== EXERCISE ==
Continue the news report below on the Dorchester County marsh fires, starting right after its last sentence. The material that follows the report is not part of this.

Md. Forest Service watching two big marsh fires
The Maryland DNR Forest Service is investigating the causes of two wildfires this week that have burned more than 3,500 acres of marshland in Dorchester County. Both fires have been brought under control, but continue to burn.
"We typically get large marsh fires at this time of year," said state fire supervisor Monte Mitchell. "With the conditions we had on Monday, with gusts from 20 to 40 mph, low relative humidity and dry fuel conditions, it's a recipe for large fires."
The two big fires were among 12 wildfires the Forest Service has tackled already this week on the Eastern Shore, in Dorchester, Caroline, Kent, Talbot and Somerset counties. Most were small and they were extinguished quickly.
No injuries were reported in any of the fires. But one fire Monday near Andrews, in Dorchester County, destroyed 5 acres of woodland, 32 acres of marsh, and two sheds. A hunting lodge was saved by fire fighters from the local volunteer company and the Forest Service.
Both of the large marsh fires began Monday. The largest, dubbed the Irish Creek fire, has charred more than 2,900 acres in the Fishing Bay Wildlife Management Area, about four miles south of Bestpitch.
The second fire, named the Thorofare fire, burned across 590 acres less than a mile south of Bestpitch along the Transquaking River.

== GIVEN INFORMATION ==
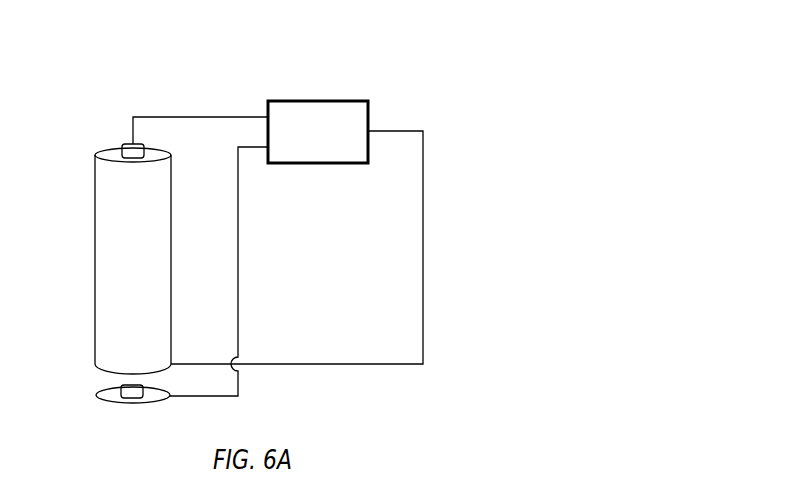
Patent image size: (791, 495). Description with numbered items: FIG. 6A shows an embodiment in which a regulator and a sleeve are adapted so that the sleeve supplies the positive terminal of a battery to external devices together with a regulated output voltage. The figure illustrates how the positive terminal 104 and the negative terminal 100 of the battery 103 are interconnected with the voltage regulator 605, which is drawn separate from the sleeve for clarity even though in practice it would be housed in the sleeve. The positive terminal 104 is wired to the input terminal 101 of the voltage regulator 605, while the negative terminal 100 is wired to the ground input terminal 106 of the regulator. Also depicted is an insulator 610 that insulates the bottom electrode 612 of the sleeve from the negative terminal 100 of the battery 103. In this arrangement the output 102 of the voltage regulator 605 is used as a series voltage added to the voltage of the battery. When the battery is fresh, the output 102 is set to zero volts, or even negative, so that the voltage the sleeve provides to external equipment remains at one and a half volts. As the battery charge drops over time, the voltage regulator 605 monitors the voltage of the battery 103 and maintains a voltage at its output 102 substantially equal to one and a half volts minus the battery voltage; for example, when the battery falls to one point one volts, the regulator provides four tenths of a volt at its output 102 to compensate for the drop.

== RESULT BELOW ==
"Both are under investigation at this time," Mitchell said. "I don't want to speculate as to what the cause would be." But there was no lightning and there is nothing out there that would ignite a fire of its own accord, he said.
"Fires like that are suspicious in nature," he said.
Because of the fires' inaccessibility, two fire fighters were dispatched by boat with orders to confine and monitor the fires until the blazes burn themselves out, making sure they do not threaten woodlands or houses, Mitchell said.
The risk of wildfires continues this week, Mitchell said. "It looks like the winds are going to die down some after today. That's good. For the rest of the week it looks like we're still going to have dry conditions ... Fires ignite easily and spread easily under these conditions."
(PHOTO: Kayakers on the Transquaking River, Perry Thorsvik, 1997)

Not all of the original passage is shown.